### Your objective
Count, in the entries, the lines with "每错一处扣". Answer with the number only.

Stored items
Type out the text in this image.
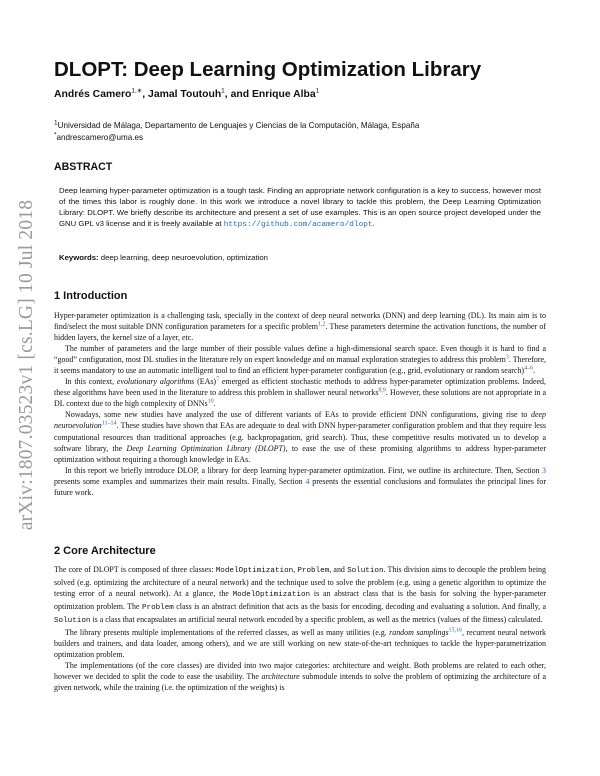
arXiv:1807.03523v1 [cs.LG] 10 Jul 2018
DLOPT: Deep Learning Optimization Library
Andrés Camero$^{1,∗}$, Jamal Toutouh$^1$, and Enrique Alba$^1$
$^1$Universidad de Málaga, Departamento de Lenguajes y Ciencias de la Computación, Málaga, España
*andrescamero@uma.es
ABSTRACT
Deep learning hyper-parameter optimization is a tough task. Finding an appropriate network configuration is a key to success, however most of the times this labor is roughly done. In this work we introduce a novel library to tackle this problem, the Deep Learning Optimization Library: DLOPT. We briefly describe its architecture and present a set of use examples. This is an open source project developed under the GNU GPL v3 license and it is freely available at https://github.com/acamero/dlopt.
Keywords: deep learning, deep neuroevolution, optimization
1 Introduction

Hyper-parameter optimization is a challenging task, specially in the context of deep neural networks (DNN) and deep learning (DL). Its main aim is to find/select the most suitable DNN configuration parameters for a specific problem$^{1,2}$. These parameters determine the activation functions, the number of hidden layers, the kernel size of a layer, etc.

The number of parameters and the large number of their possible values define a high-dimensional search space. Even though it is hard to find a “good” configuration, most DL studies in the literature rely on expert knowledge and on manual exploration strategies to address this problem$^3$. Therefore, it seems mandatory to use an automatic intelligent tool to find an efficient hyper-parameter configuration (e.g., grid, evolutionary or random search)$^{4-6}$.

In this context, evolutionary algorithms (EAs)$^7$ emerged as efficient stochastic methods to address hyper-parameter optimization problems. Indeed, these algorithms have been used in the literature to address this problem in shallower neural networks$^{8,9}$. However, these solutions are not appropriate in a DL context due to the high complexity of DNNs$^{10}$.

Nowadays, some new studies have analyzed the use of different variants of EAs to provide efficient DNN configurations, giving rise to deep neuroevolution$^{11-14}$. These studies have shown that EAs are adequate to deal with DNN hyper-parameter configuration problem and that they require less computational resources than traditional approaches (e.g. backpropagation, grid search). Thus, these competitive results motivated us to develop a software library, the Deep Learning Optimization Library (DLOPT), to ease the use of these promising algorithms to address hyper-parameter optimization without requiring a thorough knowledge in EAs.

In this report we briefly introduce DLOP, a library for deep learning hyper-parameter optimization. First, we outline its architecture. Then, Section 3 presents some examples and summarizes their main results. Finally, Section 4 presents the essential conclusions and formulates the principal lines for future work.

2 Core Architecture

The core of DLOPT is composed of three classes: ModelOptimization, Problem, and Solution. This division aims to decouple the problem being solved (e.g. optimizing the architecture of a neural network) and the technique used to solve the problem (e.g. using a genetic algorithm to optimize the testing error of a neural network). At a glance, the ModelOptimization is an abstract class that is the basis for solving the hyper-parameter optimization problem. The Problem class is an abstract definition that acts as the basis for encoding, decoding and evaluating a solution. And finally, a Solution is a class that encapsulates an artificial neural network encoded by a specific problem, as well as the metrics (values of the fitness) calculated.

The library presents multiple implementations of the referred classes, as well as many utilities (e.g. random samplings$^{15,16}$, recurrent neural network builders and trainers, and data loader, among others), and we are still working on new state-of-the-art techniques to tackle the hyper-parametrization optimization problem.

The implementations (of the core classes) are divided into two major categories: architecture and weight. Both problems are related to each other, however we decided to split the code to ease the usability. The architecture submodule intends to solve the problem of optimizing the architecture of a given network, while the training (i.e. the optimization of the weights) is
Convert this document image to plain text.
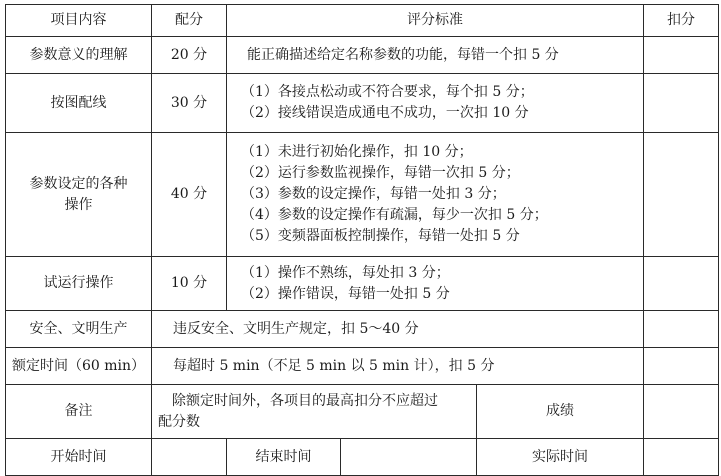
项目内容	配分	评分标准			扣分
参数意义的理解	20 分	能正确描述给定名称参数的功能，每错一个扣 5 分			

按图配线	30 分	（1）各接点松动或不符合要求，每个扣 5 分；
（2）接线错误造成通电不成功，一次扣 10 分			

参数设定的各种
操作	40 分	（1）未进行初始化操作，扣 10 分；
（2）运行参数监视操作，每错一次扣 5 分；
（3）参数的设定操作，每错一处扣 3 分；
（4）参数的设定操作有疏漏，每少一次扣 5 分；
（5）变频器面板控制操作，每错一处扣 5 分			

试运行操作	10 分	（1）操作不熟练，每处扣 3 分；
（2）操作错误，每错一处扣 5 分			

安全、文明生产	违反安全、文明生产规定，扣 5～40 分				
额定时间（60 min）	每超时 5 min（不足 5 min 以 5 min 计），扣 5 分				
备注	除额定时间外，各项目的最高扣分不应超过
配分数			成绩	
开始时间		结束时间		实际时间	
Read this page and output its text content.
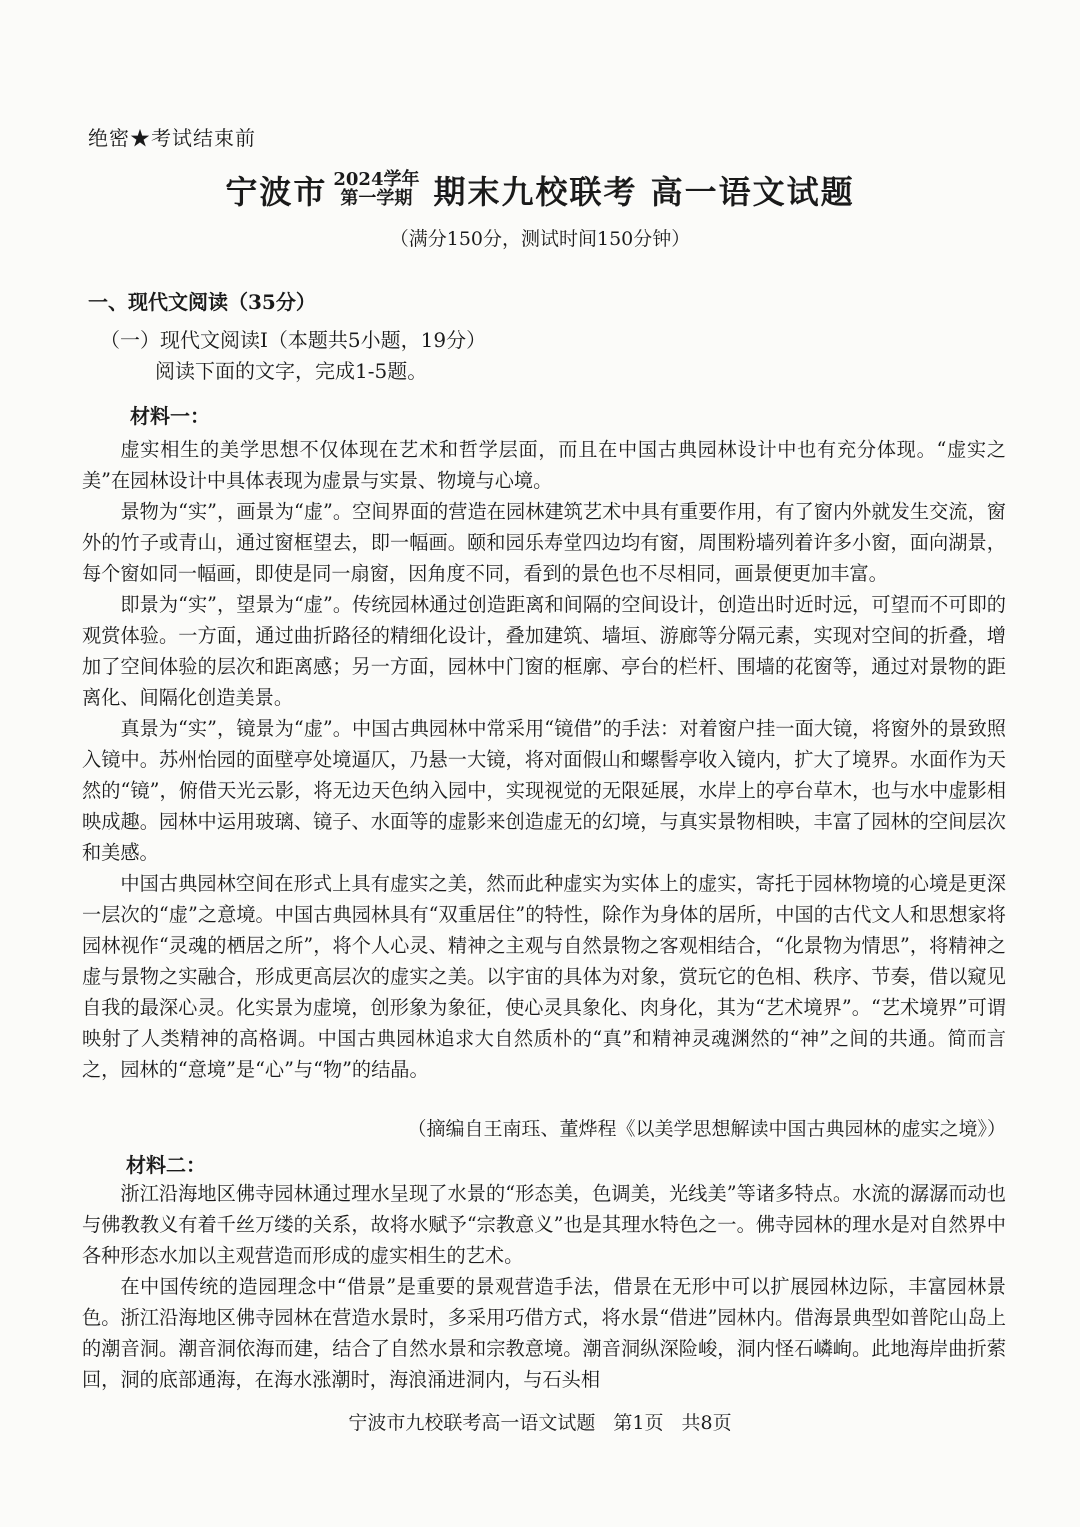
绝密★考试结束前
宁波市 2024学年
第一学期 期末九校联考 高一语文试题
（满分150分，测试时间150分钟）
一、现代文阅读（35分）
（一）现代文阅读Ⅰ（本题共5小题，19分）
阅读下面的文字，完成1-5题。
材料一：

虚实相生的美学思想不仅体现在艺术和哲学层面，而且在中国古典园林设计中也有充分体现。“虚实之美”在园林设计中具体表现为虚景与实景、物境与心境。

景物为“实”，画景为“虚”。空间界面的营造在园林建筑艺术中具有重要作用，有了窗内外就发生交流，窗外的竹子或青山，通过窗框望去，即一幅画。颐和园乐寿堂四边均有窗，周围粉墙列着许多小窗，面向湖景，每个窗如同一幅画，即使是同一扇窗，因角度不同，看到的景色也不尽相同，画景便更加丰富。

即景为“实”，望景为“虚”。传统园林通过创造距离和间隔的空间设计，创造出时近时远，可望而不可即的观赏体验。一方面，通过曲折路径的精细化设计，叠加建筑、墙垣、游廊等分隔元素，实现对空间的折叠，增加了空间体验的层次和距离感；另一方面，园林中门窗的框廓、亭台的栏杆、围墙的花窗等，通过对景物的距离化、间隔化创造美景。

真景为“实”，镜景为“虚”。中国古典园林中常采用“镜借”的手法：对着窗户挂一面大镜，将窗外的景致照入镜中。苏州怡园的面壁亭处境逼仄，乃悬一大镜，将对面假山和螺髻亭收入镜内，扩大了境界。水面作为天然的“镜”，俯借天光云影，将无边天色纳入园中，实现视觉的无限延展，水岸上的亭台草木，也与水中虚影相映成趣。园林中运用玻璃、镜子、水面等的虚影来创造虚无的幻境，与真实景物相映，丰富了园林的空间层次和美感。

中国古典园林空间在形式上具有虚实之美，然而此种虚实为实体上的虚实，寄托于园林物境的心境是更深一层次的“虚”之意境。中国古典园林具有“双重居住”的特性，除作为身体的居所，中国的古代文人和思想家将园林视作“灵魂的栖居之所”，将个人心灵、精神之主观与自然景物之客观相结合，“化景物为情思”，将精神之虚与景物之实融合，形成更高层次的虚实之美。以宇宙的具体为对象，赏玩它的色相、秩序、节奏，借以窥见自我的最深心灵。化实景为虚境，创形象为象征，使心灵具象化、肉身化，其为“艺术境界”。“艺术境界”可谓映射了人类精神的高格调。中国古典园林追求大自然质朴的“真”和精神灵魂渊然的“神”之间的共通。简而言之，园林的“意境”是“心”与“物”的结晶。

（摘编自王南珏、董烨程《以美学思想解读中国古典园林的虚实之境》）
材料二：

浙江沿海地区佛寺园林通过理水呈现了水景的“形态美，色调美，光线美”等诸多特点。水流的潺潺而动也与佛教教义有着千丝万缕的关系，故将水赋予“宗教意义”也是其理水特色之一。佛寺园林的理水是对自然界中各种形态水加以主观营造而形成的虚实相生的艺术。

在中国传统的造园理念中“借景”是重要的景观营造手法，借景在无形中可以扩展园林边际，丰富园林景色。浙江沿海地区佛寺园林在营造水景时，多采用巧借方式，将水景“借进”园林内。借海景典型如普陀山岛上的潮音洞。潮音洞依海而建，结合了自然水景和宗教意境。潮音洞纵深险峻，洞内怪石嶙峋。此地海岸曲折萦回，洞的底部通海，在海水涨潮时，海浪涌进洞内，与石头相

宁波市九校联考高一语文试题 第1页 共8页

### Exercise answer
3